__The problem__
Pictures appear in the records below; write out everything else exactly.

__Records for this task__
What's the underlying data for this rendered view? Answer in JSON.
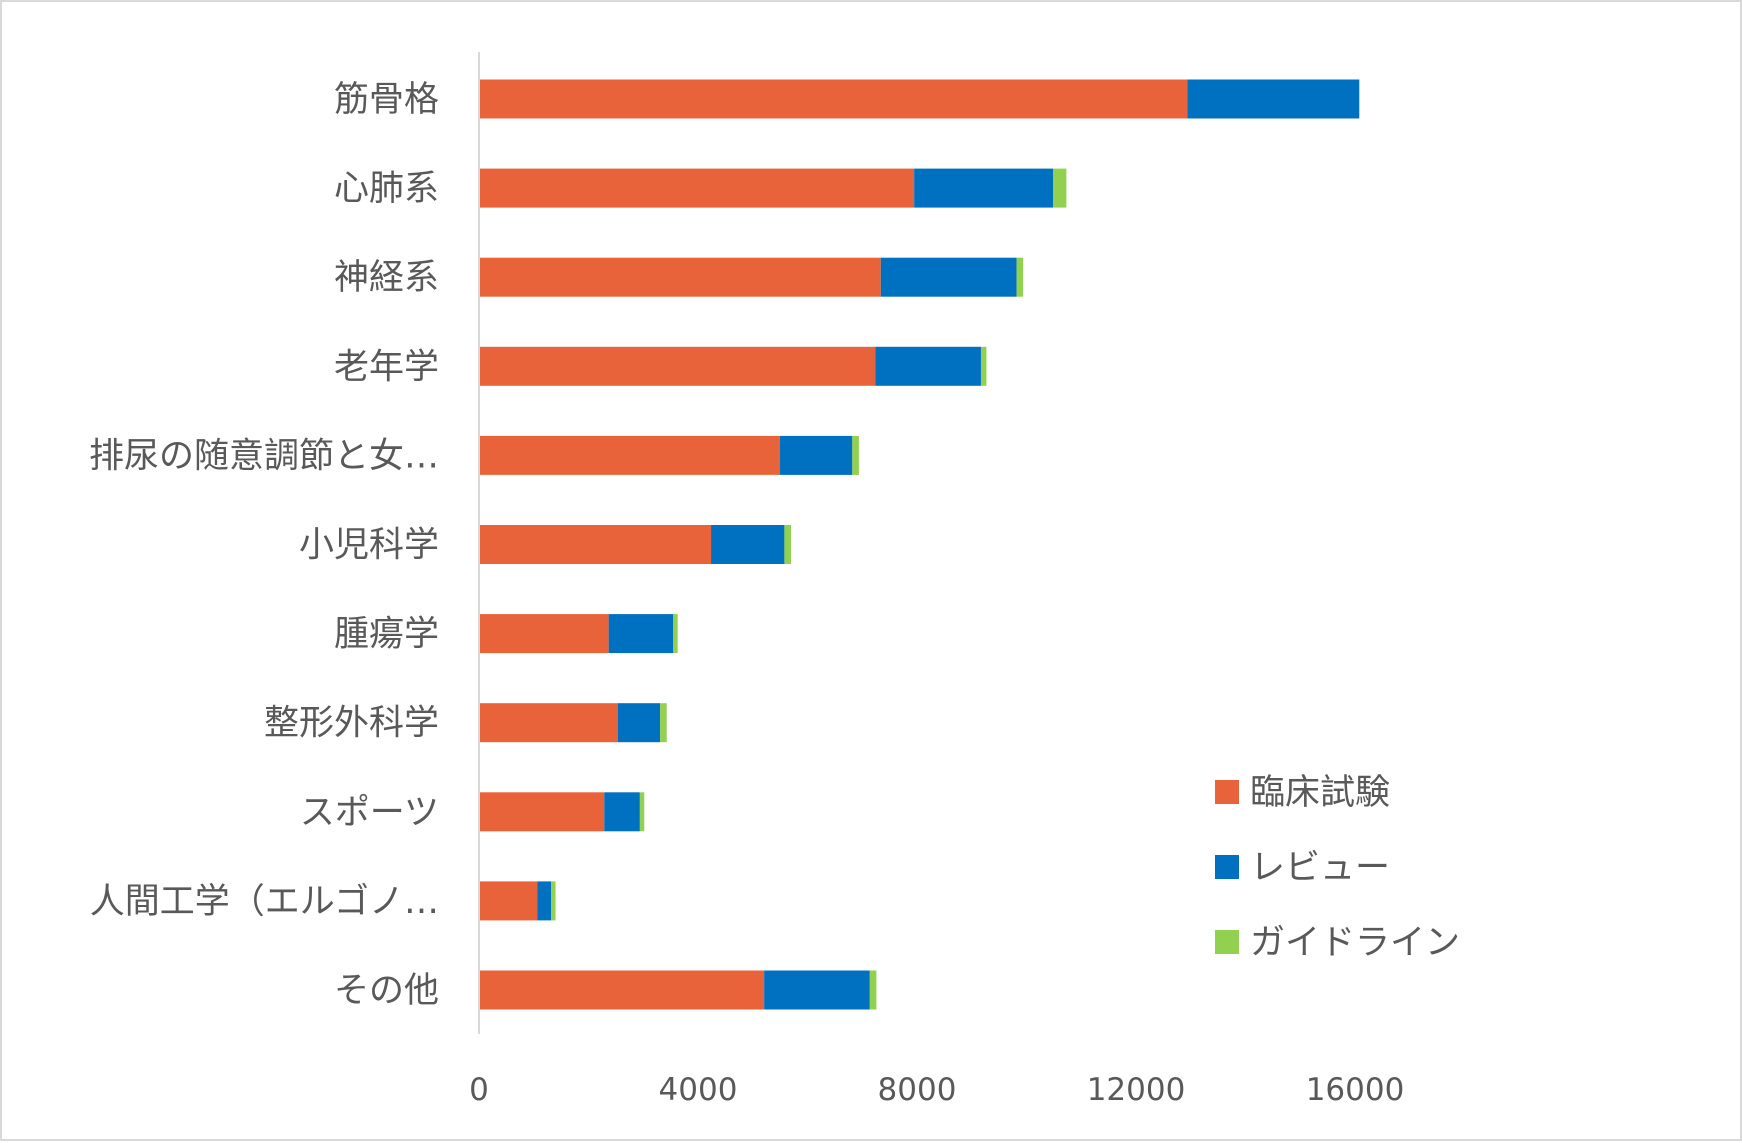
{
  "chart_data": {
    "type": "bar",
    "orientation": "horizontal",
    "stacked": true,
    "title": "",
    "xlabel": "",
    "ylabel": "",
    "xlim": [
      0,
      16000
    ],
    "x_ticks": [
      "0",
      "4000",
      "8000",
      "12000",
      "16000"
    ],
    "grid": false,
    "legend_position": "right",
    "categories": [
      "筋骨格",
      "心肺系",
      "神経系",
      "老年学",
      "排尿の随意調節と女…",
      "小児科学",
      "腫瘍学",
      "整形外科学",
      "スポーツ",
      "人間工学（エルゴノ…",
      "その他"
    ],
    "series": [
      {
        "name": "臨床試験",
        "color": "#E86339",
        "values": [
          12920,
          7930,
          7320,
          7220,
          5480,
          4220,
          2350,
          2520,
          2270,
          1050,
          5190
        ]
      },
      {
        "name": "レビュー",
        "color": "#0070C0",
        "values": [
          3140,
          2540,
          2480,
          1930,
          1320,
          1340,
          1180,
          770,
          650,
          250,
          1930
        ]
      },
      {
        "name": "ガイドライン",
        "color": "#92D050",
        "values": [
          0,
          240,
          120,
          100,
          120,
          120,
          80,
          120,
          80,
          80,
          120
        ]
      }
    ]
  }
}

__The result__
What's the underlying data for this rendered view? Answer in JSON.
{
  "chart_data": {
    "type": "bar",
    "orientation": "horizontal",
    "stacked": true,
    "title": "",
    "xlabel": "",
    "ylabel": "",
    "xlim": [
      0,
      16000
    ],
    "x_ticks": [
      "0",
      "4000",
      "8000",
      "12000",
      "16000"
    ],
    "grid": false,
    "legend_position": "right",
    "categories": [
      "筋骨格",
      "心肺系",
      "神経系",
      "老年学",
      "排尿の随意調節と女…",
      "小児科学",
      "腫瘍学",
      "整形外科学",
      "スポーツ",
      "人間工学（エルゴノ…",
      "その他"
    ],
    "series": [
      {
        "name": "臨床試験",
        "color": "#E86339",
        "values": [
          12920,
          7930,
          7320,
          7220,
          5480,
          4220,
          2350,
          2520,
          2270,
          1050,
          5190
        ]
      },
      {
        "name": "レビュー",
        "color": "#0070C0",
        "values": [
          3140,
          2540,
          2480,
          1930,
          1320,
          1340,
          1180,
          770,
          650,
          250,
          1930
        ]
      },
      {
        "name": "ガイドライン",
        "color": "#92D050",
        "values": [
          0,
          240,
          120,
          100,
          120,
          120,
          80,
          120,
          80,
          80,
          120
        ]
      }
    ]
  }
}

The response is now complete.